## Problem statement
Reproduce the data exactly.

## Records provided
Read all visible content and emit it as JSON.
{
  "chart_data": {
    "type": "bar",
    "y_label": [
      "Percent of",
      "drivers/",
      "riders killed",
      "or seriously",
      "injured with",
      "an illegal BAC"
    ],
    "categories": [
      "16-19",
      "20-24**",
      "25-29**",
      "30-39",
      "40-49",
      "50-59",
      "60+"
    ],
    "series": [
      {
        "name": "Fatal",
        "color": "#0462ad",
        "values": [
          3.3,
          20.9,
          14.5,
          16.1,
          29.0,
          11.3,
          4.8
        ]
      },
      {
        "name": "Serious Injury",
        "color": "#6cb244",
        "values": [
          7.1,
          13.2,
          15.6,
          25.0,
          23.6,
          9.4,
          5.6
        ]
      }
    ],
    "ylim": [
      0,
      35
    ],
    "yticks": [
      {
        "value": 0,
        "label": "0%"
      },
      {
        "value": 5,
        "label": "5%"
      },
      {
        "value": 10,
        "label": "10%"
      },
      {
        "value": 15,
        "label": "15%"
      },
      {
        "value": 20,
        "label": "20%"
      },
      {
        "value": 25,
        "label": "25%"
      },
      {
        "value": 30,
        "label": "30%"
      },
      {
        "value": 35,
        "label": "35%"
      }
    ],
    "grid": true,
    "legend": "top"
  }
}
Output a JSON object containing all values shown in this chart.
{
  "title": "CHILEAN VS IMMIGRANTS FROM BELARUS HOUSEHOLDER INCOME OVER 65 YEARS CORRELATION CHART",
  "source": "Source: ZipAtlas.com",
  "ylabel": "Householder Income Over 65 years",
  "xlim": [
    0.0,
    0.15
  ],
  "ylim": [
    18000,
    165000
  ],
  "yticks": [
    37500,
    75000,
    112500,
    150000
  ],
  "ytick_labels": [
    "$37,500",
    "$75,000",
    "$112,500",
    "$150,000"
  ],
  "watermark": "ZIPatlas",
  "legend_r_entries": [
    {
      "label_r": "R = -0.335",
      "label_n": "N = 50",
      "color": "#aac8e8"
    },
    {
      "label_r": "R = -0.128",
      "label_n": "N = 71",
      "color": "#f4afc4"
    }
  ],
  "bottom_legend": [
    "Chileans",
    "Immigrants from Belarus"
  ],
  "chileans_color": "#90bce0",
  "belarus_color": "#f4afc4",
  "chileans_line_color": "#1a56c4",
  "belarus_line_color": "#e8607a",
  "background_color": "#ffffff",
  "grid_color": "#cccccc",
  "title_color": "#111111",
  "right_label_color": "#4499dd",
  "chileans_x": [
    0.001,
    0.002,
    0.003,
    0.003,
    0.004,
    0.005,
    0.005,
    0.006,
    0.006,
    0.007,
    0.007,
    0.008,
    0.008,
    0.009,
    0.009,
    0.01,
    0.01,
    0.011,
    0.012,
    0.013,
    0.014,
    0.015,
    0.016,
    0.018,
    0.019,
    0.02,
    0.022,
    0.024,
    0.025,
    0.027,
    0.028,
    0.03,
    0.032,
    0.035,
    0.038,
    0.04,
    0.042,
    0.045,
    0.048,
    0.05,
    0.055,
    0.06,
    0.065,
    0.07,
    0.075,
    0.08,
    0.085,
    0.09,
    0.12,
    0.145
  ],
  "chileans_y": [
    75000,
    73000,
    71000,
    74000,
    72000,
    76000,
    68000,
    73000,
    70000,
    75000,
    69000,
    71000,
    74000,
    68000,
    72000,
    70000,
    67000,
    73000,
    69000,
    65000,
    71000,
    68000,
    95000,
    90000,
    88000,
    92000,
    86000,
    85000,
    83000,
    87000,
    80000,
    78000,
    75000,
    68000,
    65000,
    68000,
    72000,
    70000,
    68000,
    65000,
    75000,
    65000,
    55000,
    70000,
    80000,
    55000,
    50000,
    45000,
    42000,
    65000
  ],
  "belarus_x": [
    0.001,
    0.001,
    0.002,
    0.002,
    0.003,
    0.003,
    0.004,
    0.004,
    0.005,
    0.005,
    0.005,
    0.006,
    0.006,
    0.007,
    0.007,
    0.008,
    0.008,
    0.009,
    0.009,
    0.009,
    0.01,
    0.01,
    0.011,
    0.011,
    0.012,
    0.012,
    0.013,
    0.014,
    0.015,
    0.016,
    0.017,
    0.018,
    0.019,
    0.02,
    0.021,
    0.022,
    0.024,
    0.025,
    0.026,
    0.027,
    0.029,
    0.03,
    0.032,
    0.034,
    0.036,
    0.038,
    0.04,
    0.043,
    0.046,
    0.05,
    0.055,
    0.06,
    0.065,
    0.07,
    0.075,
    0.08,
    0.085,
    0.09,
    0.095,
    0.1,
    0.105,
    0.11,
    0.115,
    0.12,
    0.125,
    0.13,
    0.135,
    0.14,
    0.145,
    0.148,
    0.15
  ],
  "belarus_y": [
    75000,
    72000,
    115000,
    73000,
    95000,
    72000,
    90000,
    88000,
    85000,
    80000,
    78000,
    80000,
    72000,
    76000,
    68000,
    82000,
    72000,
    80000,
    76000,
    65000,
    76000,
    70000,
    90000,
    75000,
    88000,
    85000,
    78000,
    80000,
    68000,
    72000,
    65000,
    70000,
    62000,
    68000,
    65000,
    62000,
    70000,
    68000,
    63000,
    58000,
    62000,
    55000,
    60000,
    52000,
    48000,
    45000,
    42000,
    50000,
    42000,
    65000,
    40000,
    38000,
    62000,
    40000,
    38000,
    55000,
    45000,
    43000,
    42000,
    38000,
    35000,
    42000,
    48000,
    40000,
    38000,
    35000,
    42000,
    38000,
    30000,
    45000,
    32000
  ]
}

## Full answer
Read all visible content and emit it as JSON.
{
  "chart_data": {
    "type": "bar",
    "y_label": [
      "Percent of",
      "drivers/",
      "riders killed",
      "or seriously",
      "injured with",
      "an illegal BAC"
    ],
    "categories": [
      "16-19",
      "20-24**",
      "25-29**",
      "30-39",
      "40-49",
      "50-59",
      "60+"
    ],
    "series": [
      {
        "name": "Fatal",
        "color": "#0462ad",
        "values": [
          3.3,
          20.9,
          14.5,
          16.1,
          29.0,
          11.3,
          4.8
        ]
      },
      {
        "name": "Serious Injury",
        "color": "#6cb244",
        "values": [
          7.1,
          13.2,
          15.6,
          25.0,
          23.6,
          9.4,
          5.6
        ]
      }
    ],
    "ylim": [
      0,
      35
    ],
    "yticks": [
      {
        "value": 0,
        "label": "0%"
      },
      {
        "value": 5,
        "label": "5%"
      },
      {
        "value": 10,
        "label": "10%"
      },
      {
        "value": 15,
        "label": "15%"
      },
      {
        "value": 20,
        "label": "20%"
      },
      {
        "value": 25,
        "label": "25%"
      },
      {
        "value": 30,
        "label": "30%"
      },
      {
        "value": 35,
        "label": "35%"
      }
    ],
    "grid": true,
    "legend": "top"
  }
}
Output a JSON object containing all values shown in this chart.
{
  "title": "CHILEAN VS IMMIGRANTS FROM BELARUS HOUSEHOLDER INCOME OVER 65 YEARS CORRELATION CHART",
  "source": "Source: ZipAtlas.com",
  "ylabel": "Householder Income Over 65 years",
  "xlim": [
    0.0,
    0.15
  ],
  "ylim": [
    18000,
    165000
  ],
  "yticks": [
    37500,
    75000,
    112500,
    150000
  ],
  "ytick_labels": [
    "$37,500",
    "$75,000",
    "$112,500",
    "$150,000"
  ],
  "watermark": "ZIPatlas",
  "legend_r_entries": [
    {
      "label_r": "R = -0.335",
      "label_n": "N = 50",
      "color": "#aac8e8"
    },
    {
      "label_r": "R = -0.128",
      "label_n": "N = 71",
      "color": "#f4afc4"
    }
  ],
  "bottom_legend": [
    "Chileans",
    "Immigrants from Belarus"
  ],
  "chileans_color": "#90bce0",
  "belarus_color": "#f4afc4",
  "chileans_line_color": "#1a56c4",
  "belarus_line_color": "#e8607a",
  "background_color": "#ffffff",
  "grid_color": "#cccccc",
  "title_color": "#111111",
  "right_label_color": "#4499dd",
  "chileans_x": [
    0.001,
    0.002,
    0.003,
    0.003,
    0.004,
    0.005,
    0.005,
    0.006,
    0.006,
    0.007,
    0.007,
    0.008,
    0.008,
    0.009,
    0.009,
    0.01,
    0.01,
    0.011,
    0.012,
    0.013,
    0.014,
    0.015,
    0.016,
    0.018,
    0.019,
    0.02,
    0.022,
    0.024,
    0.025,
    0.027,
    0.028,
    0.03,
    0.032,
    0.035,
    0.038,
    0.04,
    0.042,
    0.045,
    0.048,
    0.05,
    0.055,
    0.06,
    0.065,
    0.07,
    0.075,
    0.08,
    0.085,
    0.09,
    0.12,
    0.145
  ],
  "chileans_y": [
    75000,
    73000,
    71000,
    74000,
    72000,
    76000,
    68000,
    73000,
    70000,
    75000,
    69000,
    71000,
    74000,
    68000,
    72000,
    70000,
    67000,
    73000,
    69000,
    65000,
    71000,
    68000,
    95000,
    90000,
    88000,
    92000,
    86000,
    85000,
    83000,
    87000,
    80000,
    78000,
    75000,
    68000,
    65000,
    68000,
    72000,
    70000,
    68000,
    65000,
    75000,
    65000,
    55000,
    70000,
    80000,
    55000,
    50000,
    45000,
    42000,
    65000
  ],
  "belarus_x": [
    0.001,
    0.001,
    0.002,
    0.002,
    0.003,
    0.003,
    0.004,
    0.004,
    0.005,
    0.005,
    0.005,
    0.006,
    0.006,
    0.007,
    0.007,
    0.008,
    0.008,
    0.009,
    0.009,
    0.009,
    0.01,
    0.01,
    0.011,
    0.011,
    0.012,
    0.012,
    0.013,
    0.014,
    0.015,
    0.016,
    0.017,
    0.018,
    0.019,
    0.02,
    0.021,
    0.022,
    0.024,
    0.025,
    0.026,
    0.027,
    0.029,
    0.03,
    0.032,
    0.034,
    0.036,
    0.038,
    0.04,
    0.043,
    0.046,
    0.05,
    0.055,
    0.06,
    0.065,
    0.07,
    0.075,
    0.08,
    0.085,
    0.09,
    0.095,
    0.1,
    0.105,
    0.11,
    0.115,
    0.12,
    0.125,
    0.13,
    0.135,
    0.14,
    0.145,
    0.148,
    0.15
  ],
  "belarus_y": [
    75000,
    72000,
    115000,
    73000,
    95000,
    72000,
    90000,
    88000,
    85000,
    80000,
    78000,
    80000,
    72000,
    76000,
    68000,
    82000,
    72000,
    80000,
    76000,
    65000,
    76000,
    70000,
    90000,
    75000,
    88000,
    85000,
    78000,
    80000,
    68000,
    72000,
    65000,
    70000,
    62000,
    68000,
    65000,
    62000,
    70000,
    68000,
    63000,
    58000,
    62000,
    55000,
    60000,
    52000,
    48000,
    45000,
    42000,
    50000,
    42000,
    65000,
    40000,
    38000,
    62000,
    40000,
    38000,
    55000,
    45000,
    43000,
    42000,
    38000,
    35000,
    42000,
    48000,
    40000,
    38000,
    35000,
    42000,
    38000,
    30000,
    45000,
    32000
  ]
}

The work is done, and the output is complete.